**Extracts from a graphics dataset:**
↓

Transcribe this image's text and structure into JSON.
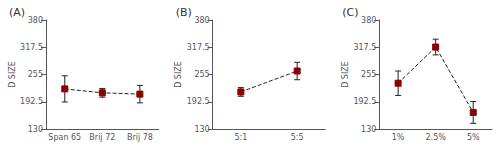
{
  "chart_data": [
    {
      "type": "line",
      "title": "(A)",
      "ylabel": "D SIZE",
      "categories": [
        "Span 65",
        "Brij 72",
        "Brij 78"
      ],
      "values": [
        222,
        213,
        210
      ],
      "errors": [
        30,
        10,
        20
      ],
      "color": "#222222",
      "colors": [
        "#8B0000",
        "#8B0000",
        "#8B0000"
      ],
      "marker": "square",
      "line_style": "dashed",
      "ylim": [
        130,
        380
      ],
      "yticks": [
        130,
        192.5,
        255,
        317.5,
        380
      ],
      "grid": false
    },
    {
      "type": "line",
      "title": "(B)",
      "ylabel": "D SIZE",
      "categories": [
        "5:1",
        "5:5"
      ],
      "values": [
        215,
        263
      ],
      "errors": [
        10,
        20
      ],
      "color": "#222222",
      "colors": [
        "#8B0000",
        "#8B0000"
      ],
      "marker": "square",
      "line_style": "dashed",
      "ylim": [
        130,
        380
      ],
      "yticks": [
        130,
        192.5,
        255,
        317.5,
        380
      ],
      "grid": false
    },
    {
      "type": "line",
      "title": "(C)",
      "ylabel": "D SIZE",
      "categories": [
        "1%",
        "2.5%",
        "5%"
      ],
      "values": [
        235,
        318,
        168
      ],
      "errors": [
        28,
        18,
        25
      ],
      "color": "#222222",
      "colors": [
        "#8B0000",
        "#8B0000",
        "#8B0000"
      ],
      "marker": "square",
      "line_style": "dashed",
      "ylim": [
        130,
        380
      ],
      "yticks": [
        130,
        192.5,
        255,
        317.5,
        380
      ],
      "grid": false
    }
  ]
}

↑

**Stated task:** Pictures are to be left out; the records above must be repeated word for word.

**Answer to this task:**
Transcribe this image's text and structure into JSON.
{
  "chart_data": [
    {
      "type": "line",
      "title": "(A)",
      "ylabel": "D SIZE",
      "categories": [
        "Span 65",
        "Brij 72",
        "Brij 78"
      ],
      "values": [
        222,
        213,
        210
      ],
      "errors": [
        30,
        10,
        20
      ],
      "color": "#222222",
      "colors": [
        "#8B0000",
        "#8B0000",
        "#8B0000"
      ],
      "marker": "square",
      "line_style": "dashed",
      "ylim": [
        130,
        380
      ],
      "yticks": [
        130,
        192.5,
        255,
        317.5,
        380
      ],
      "grid": false
    },
    {
      "type": "line",
      "title": "(B)",
      "ylabel": "D SIZE",
      "categories": [
        "5:1",
        "5:5"
      ],
      "values": [
        215,
        263
      ],
      "errors": [
        10,
        20
      ],
      "color": "#222222",
      "colors": [
        "#8B0000",
        "#8B0000"
      ],
      "marker": "square",
      "line_style": "dashed",
      "ylim": [
        130,
        380
      ],
      "yticks": [
        130,
        192.5,
        255,
        317.5,
        380
      ],
      "grid": false
    },
    {
      "type": "line",
      "title": "(C)",
      "ylabel": "D SIZE",
      "categories": [
        "1%",
        "2.5%",
        "5%"
      ],
      "values": [
        235,
        318,
        168
      ],
      "errors": [
        28,
        18,
        25
      ],
      "color": "#222222",
      "colors": [
        "#8B0000",
        "#8B0000",
        "#8B0000"
      ],
      "marker": "square",
      "line_style": "dashed",
      "ylim": [
        130,
        380
      ],
      "yticks": [
        130,
        192.5,
        255,
        317.5,
        380
      ],
      "grid": false
    }
  ]
}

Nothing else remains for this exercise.